▸ **Exercise instructions**: Exactly reproduce each line of the listing that follows.

▸ **Record list**:
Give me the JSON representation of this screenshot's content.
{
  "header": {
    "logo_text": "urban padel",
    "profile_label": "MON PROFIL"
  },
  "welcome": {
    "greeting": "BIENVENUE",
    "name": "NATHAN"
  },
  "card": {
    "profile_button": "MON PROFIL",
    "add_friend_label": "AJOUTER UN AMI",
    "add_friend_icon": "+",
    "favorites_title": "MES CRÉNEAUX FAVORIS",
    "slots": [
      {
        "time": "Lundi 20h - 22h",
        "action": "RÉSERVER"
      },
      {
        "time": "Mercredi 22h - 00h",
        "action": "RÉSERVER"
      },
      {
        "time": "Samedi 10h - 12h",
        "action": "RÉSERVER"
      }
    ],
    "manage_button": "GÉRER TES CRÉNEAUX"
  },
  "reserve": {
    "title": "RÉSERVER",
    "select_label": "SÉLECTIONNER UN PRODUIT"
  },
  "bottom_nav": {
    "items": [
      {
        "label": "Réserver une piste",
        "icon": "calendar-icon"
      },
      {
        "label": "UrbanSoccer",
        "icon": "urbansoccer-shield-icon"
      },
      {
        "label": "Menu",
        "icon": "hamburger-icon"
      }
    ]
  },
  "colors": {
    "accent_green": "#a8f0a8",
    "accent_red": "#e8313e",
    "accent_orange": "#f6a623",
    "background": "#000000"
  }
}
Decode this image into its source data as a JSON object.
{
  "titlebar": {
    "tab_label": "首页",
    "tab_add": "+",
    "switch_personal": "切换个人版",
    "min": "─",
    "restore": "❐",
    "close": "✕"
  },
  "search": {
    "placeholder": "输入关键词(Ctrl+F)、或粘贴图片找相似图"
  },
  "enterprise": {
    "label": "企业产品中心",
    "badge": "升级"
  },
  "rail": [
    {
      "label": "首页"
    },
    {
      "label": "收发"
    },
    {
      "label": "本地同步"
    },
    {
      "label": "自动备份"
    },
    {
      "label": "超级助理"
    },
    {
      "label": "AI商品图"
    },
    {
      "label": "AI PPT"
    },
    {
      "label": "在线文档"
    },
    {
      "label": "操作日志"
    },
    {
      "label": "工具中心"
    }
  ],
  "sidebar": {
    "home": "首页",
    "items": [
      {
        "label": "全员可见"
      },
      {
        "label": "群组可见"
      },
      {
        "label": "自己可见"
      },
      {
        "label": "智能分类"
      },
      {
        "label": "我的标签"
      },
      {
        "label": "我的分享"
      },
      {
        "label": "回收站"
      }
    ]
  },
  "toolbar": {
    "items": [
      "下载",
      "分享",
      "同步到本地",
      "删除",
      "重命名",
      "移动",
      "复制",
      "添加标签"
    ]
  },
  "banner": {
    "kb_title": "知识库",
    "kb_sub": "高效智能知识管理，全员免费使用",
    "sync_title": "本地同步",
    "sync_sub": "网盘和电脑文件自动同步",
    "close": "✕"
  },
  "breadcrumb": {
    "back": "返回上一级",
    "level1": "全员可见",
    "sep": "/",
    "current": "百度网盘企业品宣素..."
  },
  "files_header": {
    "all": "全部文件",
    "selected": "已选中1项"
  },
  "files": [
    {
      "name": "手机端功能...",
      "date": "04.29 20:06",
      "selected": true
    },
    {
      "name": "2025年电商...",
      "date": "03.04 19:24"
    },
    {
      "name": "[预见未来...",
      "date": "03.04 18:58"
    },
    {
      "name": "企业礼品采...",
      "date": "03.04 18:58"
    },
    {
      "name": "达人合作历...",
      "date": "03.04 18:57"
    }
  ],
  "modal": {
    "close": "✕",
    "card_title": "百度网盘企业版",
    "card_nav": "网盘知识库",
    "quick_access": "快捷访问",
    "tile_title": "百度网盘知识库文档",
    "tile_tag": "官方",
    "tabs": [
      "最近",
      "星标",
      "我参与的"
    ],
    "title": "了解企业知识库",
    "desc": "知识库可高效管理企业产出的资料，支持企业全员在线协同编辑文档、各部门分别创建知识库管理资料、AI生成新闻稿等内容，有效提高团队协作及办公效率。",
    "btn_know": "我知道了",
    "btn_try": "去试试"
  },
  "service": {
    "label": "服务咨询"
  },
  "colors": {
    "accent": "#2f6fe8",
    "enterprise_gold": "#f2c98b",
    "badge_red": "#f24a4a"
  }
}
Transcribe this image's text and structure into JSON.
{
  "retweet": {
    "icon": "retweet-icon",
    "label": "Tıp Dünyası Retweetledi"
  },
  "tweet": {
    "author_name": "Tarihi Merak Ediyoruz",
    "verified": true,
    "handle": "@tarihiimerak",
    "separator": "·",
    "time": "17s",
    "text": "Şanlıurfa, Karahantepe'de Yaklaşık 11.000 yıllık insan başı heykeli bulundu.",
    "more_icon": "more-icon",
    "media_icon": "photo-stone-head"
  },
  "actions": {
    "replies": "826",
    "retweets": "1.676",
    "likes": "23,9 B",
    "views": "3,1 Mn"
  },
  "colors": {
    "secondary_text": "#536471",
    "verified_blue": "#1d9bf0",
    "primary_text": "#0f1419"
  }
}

▸ **Solution**:
Give me the JSON representation of this screenshot's content.
{
  "header": {
    "logo_text": "urban padel",
    "profile_label": "MON PROFIL"
  },
  "welcome": {
    "greeting": "BIENVENUE",
    "name": "NATHAN"
  },
  "card": {
    "profile_button": "MON PROFIL",
    "add_friend_label": "AJOUTER UN AMI",
    "add_friend_icon": "+",
    "favorites_title": "MES CRÉNEAUX FAVORIS",
    "slots": [
      {
        "time": "Lundi 20h - 22h",
        "action": "RÉSERVER"
      },
      {
        "time": "Mercredi 22h - 00h",
        "action": "RÉSERVER"
      },
      {
        "time": "Samedi 10h - 12h",
        "action": "RÉSERVER"
      }
    ],
    "manage_button": "GÉRER TES CRÉNEAUX"
  },
  "reserve": {
    "title": "RÉSERVER",
    "select_label": "SÉLECTIONNER UN PRODUIT"
  },
  "bottom_nav": {
    "items": [
      {
        "label": "Réserver une piste",
        "icon": "calendar-icon"
      },
      {
        "label": "UrbanSoccer",
        "icon": "urbansoccer-shield-icon"
      },
      {
        "label": "Menu",
        "icon": "hamburger-icon"
      }
    ]
  },
  "colors": {
    "accent_green": "#a8f0a8",
    "accent_red": "#e8313e",
    "accent_orange": "#f6a623",
    "background": "#000000"
  }
}
Decode this image into its source data as a JSON object.
{
  "titlebar": {
    "tab_label": "首页",
    "tab_add": "+",
    "switch_personal": "切换个人版",
    "min": "─",
    "restore": "❐",
    "close": "✕"
  },
  "search": {
    "placeholder": "输入关键词(Ctrl+F)、或粘贴图片找相似图"
  },
  "enterprise": {
    "label": "企业产品中心",
    "badge": "升级"
  },
  "rail": [
    {
      "label": "首页"
    },
    {
      "label": "收发"
    },
    {
      "label": "本地同步"
    },
    {
      "label": "自动备份"
    },
    {
      "label": "超级助理"
    },
    {
      "label": "AI商品图"
    },
    {
      "label": "AI PPT"
    },
    {
      "label": "在线文档"
    },
    {
      "label": "操作日志"
    },
    {
      "label": "工具中心"
    }
  ],
  "sidebar": {
    "home": "首页",
    "items": [
      {
        "label": "全员可见"
      },
      {
        "label": "群组可见"
      },
      {
        "label": "自己可见"
      },
      {
        "label": "智能分类"
      },
      {
        "label": "我的标签"
      },
      {
        "label": "我的分享"
      },
      {
        "label": "回收站"
      }
    ]
  },
  "toolbar": {
    "items": [
      "下载",
      "分享",
      "同步到本地",
      "删除",
      "重命名",
      "移动",
      "复制",
      "添加标签"
    ]
  },
  "banner": {
    "kb_title": "知识库",
    "kb_sub": "高效智能知识管理，全员免费使用",
    "sync_title": "本地同步",
    "sync_sub": "网盘和电脑文件自动同步",
    "close": "✕"
  },
  "breadcrumb": {
    "back": "返回上一级",
    "level1": "全员可见",
    "sep": "/",
    "current": "百度网盘企业品宣素..."
  },
  "files_header": {
    "all": "全部文件",
    "selected": "已选中1项"
  },
  "files": [
    {
      "name": "手机端功能...",
      "date": "04.29 20:06",
      "selected": true
    },
    {
      "name": "2025年电商...",
      "date": "03.04 19:24"
    },
    {
      "name": "[预见未来...",
      "date": "03.04 18:58"
    },
    {
      "name": "企业礼品采...",
      "date": "03.04 18:58"
    },
    {
      "name": "达人合作历...",
      "date": "03.04 18:57"
    }
  ],
  "modal": {
    "close": "✕",
    "card_title": "百度网盘企业版",
    "card_nav": "网盘知识库",
    "quick_access": "快捷访问",
    "tile_title": "百度网盘知识库文档",
    "tile_tag": "官方",
    "tabs": [
      "最近",
      "星标",
      "我参与的"
    ],
    "title": "了解企业知识库",
    "desc": "知识库可高效管理企业产出的资料，支持企业全员在线协同编辑文档、各部门分别创建知识库管理资料、AI生成新闻稿等内容，有效提高团队协作及办公效率。",
    "btn_know": "我知道了",
    "btn_try": "去试试"
  },
  "service": {
    "label": "服务咨询"
  },
  "colors": {
    "accent": "#2f6fe8",
    "enterprise_gold": "#f2c98b",
    "badge_red": "#f24a4a"
  }
}
Transcribe this image's text and structure into JSON.
{
  "retweet": {
    "icon": "retweet-icon",
    "label": "Tıp Dünyası Retweetledi"
  },
  "tweet": {
    "author_name": "Tarihi Merak Ediyoruz",
    "verified": true,
    "handle": "@tarihiimerak",
    "separator": "·",
    "time": "17s",
    "text": "Şanlıurfa, Karahantepe'de Yaklaşık 11.000 yıllık insan başı heykeli bulundu.",
    "more_icon": "more-icon",
    "media_icon": "photo-stone-head"
  },
  "actions": {
    "replies": "826",
    "retweets": "1.676",
    "likes": "23,9 B",
    "views": "3,1 Mn"
  },
  "colors": {
    "secondary_text": "#536471",
    "verified_blue": "#1d9bf0",
    "primary_text": "#0f1419"
  }
}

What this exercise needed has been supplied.